Information provided.
## begin
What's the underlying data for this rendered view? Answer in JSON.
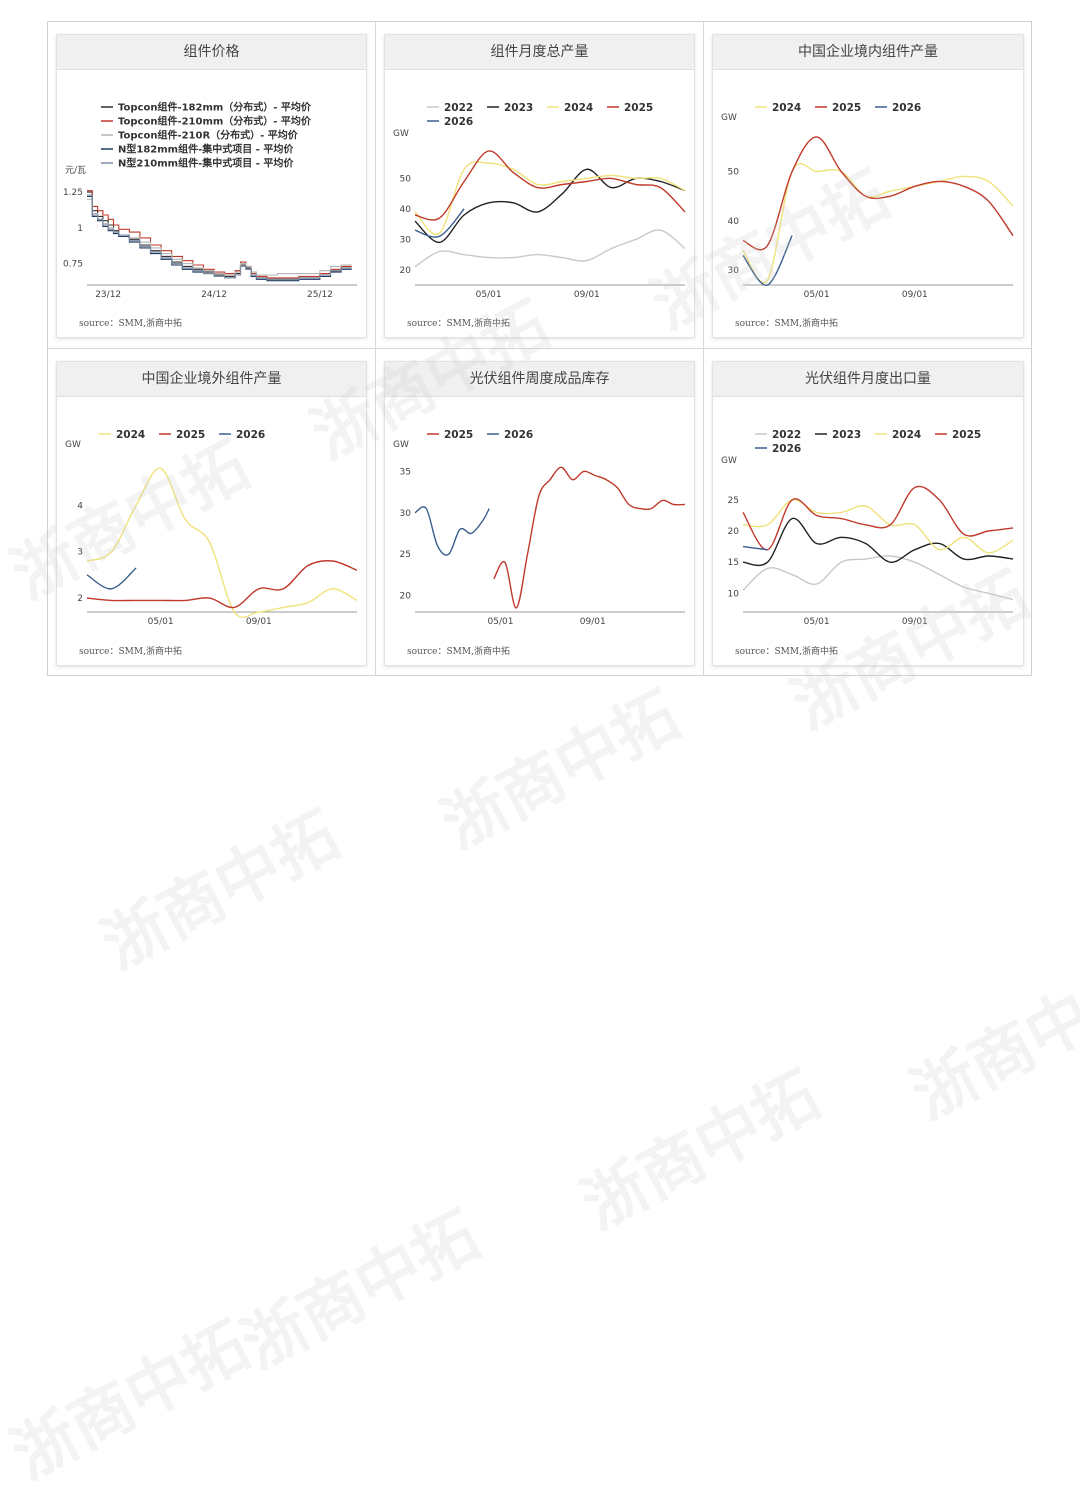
{
  "watermark": "浙商中拓",
  "panels": [
    {
      "title": "组件价格",
      "source": "source：SMM,浙商中拓",
      "chart_data": {
        "type": "line",
        "ylabel": "元/瓦",
        "ylim": [
          0.6,
          1.3
        ],
        "yticks": [
          0.75,
          1,
          1.25
        ],
        "ytick_labels": [
          "0.75",
          "1",
          "1.25"
        ],
        "xlim": [
          0,
          25.5
        ],
        "xticks": [
          2,
          12,
          22
        ],
        "xtick_labels": [
          "23/12",
          "24/12",
          "25/12"
        ],
        "legend_position": "top-left",
        "step": true,
        "series": [
          {
            "name": "Topcon组件-182mm（分布式）- 平均价",
            "color": "#333333",
            "x": [
              0,
              0.5,
              1,
              1.5,
              2,
              2.5,
              3,
              4,
              5,
              6,
              7,
              8,
              9,
              10,
              11,
              12,
              13,
              14,
              14.5,
              15,
              15.5,
              16,
              17,
              18,
              19,
              20,
              21,
              22,
              23,
              24,
              25
            ],
            "y": [
              1.25,
              1.12,
              1.08,
              1.05,
              1.02,
              0.98,
              0.95,
              0.92,
              0.88,
              0.84,
              0.8,
              0.76,
              0.73,
              0.71,
              0.69,
              0.67,
              0.66,
              0.68,
              0.74,
              0.72,
              0.67,
              0.65,
              0.64,
              0.64,
              0.64,
              0.65,
              0.65,
              0.67,
              0.7,
              0.72,
              0.72
            ]
          },
          {
            "name": "Topcon组件-210mm（分布式）- 平均价",
            "color": "#c0392b",
            "x": [
              0,
              0.5,
              1,
              1.5,
              2,
              2.5,
              3,
              4,
              5,
              6,
              7,
              8,
              9,
              10,
              11,
              12,
              13,
              14,
              14.5,
              15,
              15.5,
              16,
              17,
              18,
              19,
              20,
              21,
              22,
              23,
              24,
              25
            ],
            "y": [
              1.26,
              1.15,
              1.12,
              1.09,
              1.06,
              1.02,
              0.99,
              0.97,
              0.93,
              0.88,
              0.84,
              0.8,
              0.77,
              0.74,
              0.71,
              0.69,
              0.68,
              0.7,
              0.76,
              0.73,
              0.68,
              0.66,
              0.65,
              0.65,
              0.65,
              0.66,
              0.66,
              0.68,
              0.71,
              0.73,
              0.73
            ]
          },
          {
            "name": "Topcon组件-210R（分布式）- 平均价",
            "color": "#b5b5b5",
            "x": [
              0,
              0.5,
              1,
              1.5,
              2,
              2.5,
              3,
              4,
              5,
              6,
              7,
              8,
              9,
              10,
              11,
              12,
              13,
              14,
              14.5,
              15,
              15.5,
              16,
              17,
              18,
              19,
              20,
              21,
              22,
              23,
              24,
              25
            ],
            "y": [
              1.2,
              1.1,
              1.06,
              1.03,
              1.0,
              0.97,
              0.95,
              0.93,
              0.9,
              0.86,
              0.82,
              0.78,
              0.75,
              0.72,
              0.7,
              0.68,
              0.67,
              0.69,
              0.75,
              0.73,
              0.69,
              0.67,
              0.67,
              0.68,
              0.68,
              0.68,
              0.68,
              0.7,
              0.73,
              0.74,
              0.74
            ]
          },
          {
            "name": "N型182mm组件-集中式项目 - 平均价",
            "color": "#1f3a5f",
            "x": [
              0,
              0.5,
              1,
              1.5,
              2,
              2.5,
              3,
              4,
              5,
              6,
              7,
              8,
              9,
              10,
              11,
              12,
              13,
              14,
              14.5,
              15,
              15.5,
              16,
              17,
              18,
              19,
              20,
              21,
              22,
              23,
              24,
              25
            ],
            "y": [
              1.22,
              1.08,
              1.05,
              1.01,
              0.98,
              0.96,
              0.94,
              0.9,
              0.86,
              0.82,
              0.78,
              0.74,
              0.71,
              0.69,
              0.68,
              0.66,
              0.65,
              0.67,
              0.73,
              0.71,
              0.66,
              0.64,
              0.63,
              0.63,
              0.63,
              0.64,
              0.64,
              0.66,
              0.69,
              0.71,
              0.71
            ]
          },
          {
            "name": "N型210mm组件-集中式项目 - 平均价",
            "color": "#7f8fa6",
            "x": [
              0,
              0.5,
              1,
              1.5,
              2,
              2.5,
              3,
              4,
              5,
              6,
              7,
              8,
              9,
              10,
              11,
              12,
              13,
              14,
              14.5,
              15,
              15.5,
              16,
              17,
              18,
              19,
              20,
              21,
              22,
              23,
              24,
              25
            ],
            "y": [
              1.23,
              1.09,
              1.06,
              1.02,
              0.99,
              0.97,
              0.95,
              0.91,
              0.87,
              0.83,
              0.79,
              0.75,
              0.72,
              0.7,
              0.68,
              0.66,
              0.65,
              0.67,
              0.73,
              0.71,
              0.67,
              0.65,
              0.64,
              0.64,
              0.64,
              0.65,
              0.65,
              0.67,
              0.7,
              0.72,
              0.72
            ]
          }
        ]
      }
    },
    {
      "title": "组件月度总产量",
      "source": "source：SMM,浙商中拓",
      "chart_data": {
        "type": "line",
        "ylabel": "GW",
        "ylim": [
          15,
          60
        ],
        "yticks": [
          20,
          30,
          40,
          50
        ],
        "ytick_labels": [
          "20",
          "30",
          "40",
          "50"
        ],
        "xlim": [
          1,
          12
        ],
        "xticks": [
          4,
          8
        ],
        "xtick_labels": [
          "05/01",
          "09/01"
        ],
        "legend_position": "top",
        "series": [
          {
            "name": "2022",
            "color": "#c8c8c8",
            "x": [
              1,
              2,
              3,
              4,
              5,
              6,
              7,
              8,
              9,
              10,
              11,
              12
            ],
            "y": [
              21,
              26,
              25,
              24,
              24,
              25,
              24,
              23,
              27,
              30,
              33,
              27
            ]
          },
          {
            "name": "2023",
            "color": "#222222",
            "x": [
              1,
              2,
              3,
              4,
              5,
              6,
              7,
              8,
              9,
              10,
              11,
              12
            ],
            "y": [
              36,
              29,
              38,
              42,
              42,
              39,
              45,
              53,
              47,
              50,
              49,
              46
            ]
          },
          {
            "name": "2024",
            "color": "#f0e27a",
            "x": [
              1,
              2,
              3,
              4,
              5,
              6,
              7,
              8,
              9,
              10,
              11,
              12
            ],
            "y": [
              39,
              32,
              53,
              55,
              53,
              48,
              49,
              50,
              51,
              50,
              50,
              46
            ]
          },
          {
            "name": "2025",
            "color": "#c0392b",
            "x": [
              1,
              2,
              3,
              4,
              5,
              6,
              7,
              8,
              9,
              10,
              11,
              12
            ],
            "y": [
              38,
              37,
              49,
              59,
              52,
              47,
              48,
              49,
              50,
              48,
              47,
              39
            ]
          },
          {
            "name": "2026",
            "color": "#3a5f8f",
            "x": [
              1,
              2,
              3
            ],
            "y": [
              33,
              31,
              40
            ]
          }
        ]
      }
    },
    {
      "title": "中国企业境内组件产量",
      "source": "source：SMM,浙商中拓",
      "chart_data": {
        "type": "line",
        "ylabel": "GW",
        "ylim": [
          27,
          58
        ],
        "yticks": [
          30,
          40,
          50
        ],
        "ytick_labels": [
          "30",
          "40",
          "50"
        ],
        "xlim": [
          1,
          12
        ],
        "xticks": [
          4,
          8
        ],
        "xtick_labels": [
          "05/01",
          "09/01"
        ],
        "legend_position": "top",
        "series": [
          {
            "name": "2024",
            "color": "#f0e27a",
            "x": [
              1,
              2,
              3,
              4,
              5,
              6,
              7,
              8,
              9,
              10,
              11,
              12
            ],
            "y": [
              34,
              28,
              50,
              50,
              50,
              45,
              46,
              47,
              48,
              49,
              48,
              43
            ]
          },
          {
            "name": "2025",
            "color": "#c0392b",
            "x": [
              1,
              2,
              3,
              4,
              5,
              6,
              7,
              8,
              9,
              10,
              11,
              12
            ],
            "y": [
              36,
              35,
              50,
              57,
              50,
              45,
              45,
              47,
              48,
              47,
              44,
              37
            ]
          },
          {
            "name": "2026",
            "color": "#3a5f8f",
            "x": [
              1,
              2,
              3
            ],
            "y": [
              33,
              27,
              37
            ]
          }
        ]
      }
    },
    {
      "title": "中国企业境外组件产量",
      "source": "source：SMM,浙商中拓",
      "chart_data": {
        "type": "line",
        "ylabel": "GW",
        "ylim": [
          1.7,
          5
        ],
        "yticks": [
          2,
          3,
          4
        ],
        "ytick_labels": [
          "2",
          "3",
          "4"
        ],
        "xlim": [
          1,
          12
        ],
        "xticks": [
          4,
          8
        ],
        "xtick_labels": [
          "05/01",
          "09/01"
        ],
        "legend_position": "top",
        "series": [
          {
            "name": "2024",
            "color": "#f0e27a",
            "x": [
              1,
              2,
              3,
              4,
              5,
              6,
              7,
              8,
              9,
              10,
              11,
              12
            ],
            "y": [
              2.8,
              3.0,
              4.0,
              4.8,
              3.7,
              3.2,
              1.7,
              1.7,
              1.8,
              1.9,
              2.2,
              1.95
            ]
          },
          {
            "name": "2025",
            "color": "#c0392b",
            "x": [
              1,
              2,
              3,
              4,
              5,
              6,
              7,
              8,
              9,
              10,
              11,
              12
            ],
            "y": [
              2.0,
              1.95,
              1.95,
              1.95,
              1.95,
              2.0,
              1.8,
              2.2,
              2.2,
              2.7,
              2.8,
              2.6
            ]
          },
          {
            "name": "2026",
            "color": "#3a5f8f",
            "x": [
              1,
              2,
              3
            ],
            "y": [
              2.5,
              2.2,
              2.65
            ]
          }
        ]
      }
    },
    {
      "title": "光伏组件周度成品库存",
      "source": "source：SMM,浙商中拓",
      "chart_data": {
        "type": "line",
        "ylabel": "GW",
        "ylim": [
          18,
          36.5
        ],
        "yticks": [
          20,
          25,
          30,
          35
        ],
        "ytick_labels": [
          "20",
          "25",
          "30",
          "35"
        ],
        "xlim": [
          1,
          13
        ],
        "xticks": [
          4.8,
          8.9
        ],
        "xtick_labels": [
          "05/01",
          "09/01"
        ],
        "legend_position": "top",
        "series": [
          {
            "name": "2025",
            "color": "#c0392b",
            "x": [
              4.5,
              5.0,
              5.5,
              6.0,
              6.5,
              7.0,
              7.5,
              8.0,
              8.5,
              9.0,
              9.5,
              10.0,
              10.5,
              11.0,
              11.5,
              12.0,
              12.5,
              13.0
            ],
            "y": [
              22,
              24,
              18.5,
              25,
              32,
              34,
              35.5,
              34,
              35,
              34.5,
              34,
              33,
              31,
              30.5,
              30.5,
              31.5,
              31,
              31
            ]
          },
          {
            "name": "2026",
            "color": "#3a5f8f",
            "x": [
              1,
              1.5,
              2,
              2.5,
              3,
              3.5,
              4,
              4.3
            ],
            "y": [
              30,
              30.5,
              26,
              25,
              28,
              27.5,
              29,
              30.5
            ]
          }
        ]
      }
    },
    {
      "title": "光伏组件月度出口量",
      "source": "source：SMM,浙商中拓",
      "chart_data": {
        "type": "line",
        "ylabel": "GW",
        "ylim": [
          7,
          29
        ],
        "yticks": [
          10,
          15,
          20,
          25
        ],
        "ytick_labels": [
          "10",
          "15",
          "20",
          "25"
        ],
        "xlim": [
          1,
          12
        ],
        "xticks": [
          4,
          8
        ],
        "xtick_labels": [
          "05/01",
          "09/01"
        ],
        "legend_position": "top",
        "series": [
          {
            "name": "2022",
            "color": "#c8c8c8",
            "x": [
              1,
              2,
              3,
              4,
              5,
              6,
              7,
              8,
              9,
              10,
              11,
              12
            ],
            "y": [
              10.5,
              14,
              13,
              11.5,
              15,
              15.5,
              16,
              15,
              13,
              11,
              10,
              9
            ]
          },
          {
            "name": "2023",
            "color": "#222222",
            "x": [
              1,
              2,
              3,
              4,
              5,
              6,
              7,
              8,
              9,
              10,
              11,
              12
            ],
            "y": [
              15,
              15,
              22,
              18,
              19,
              18,
              15,
              17,
              18,
              15.5,
              16,
              15.5
            ]
          },
          {
            "name": "2024",
            "color": "#f0e27a",
            "x": [
              1,
              2,
              3,
              4,
              5,
              6,
              7,
              8,
              9,
              10,
              11,
              12
            ],
            "y": [
              21,
              21,
              25,
              23,
              23,
              24,
              21,
              21,
              17,
              19,
              16.5,
              18.5
            ]
          },
          {
            "name": "2025",
            "color": "#c0392b",
            "x": [
              1,
              2,
              3,
              4,
              5,
              6,
              7,
              8,
              9,
              10,
              11,
              12
            ],
            "y": [
              23,
              17,
              25,
              22.5,
              22,
              21,
              21,
              27,
              25,
              19.5,
              20,
              20.5
            ]
          },
          {
            "name": "2026",
            "color": "#3a5f8f",
            "x": [
              1,
              2
            ],
            "y": [
              17.5,
              17
            ]
          }
        ]
      }
    }
  ]
}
## end
Instructions to follow.
Extract each line from the entries above that contains the string "集中式项目".

Task answer.
            "name": "N型182mm组件-集中式项目 - 平均价",
            "name": "N型210mm组件-集中式项目 - 平均价",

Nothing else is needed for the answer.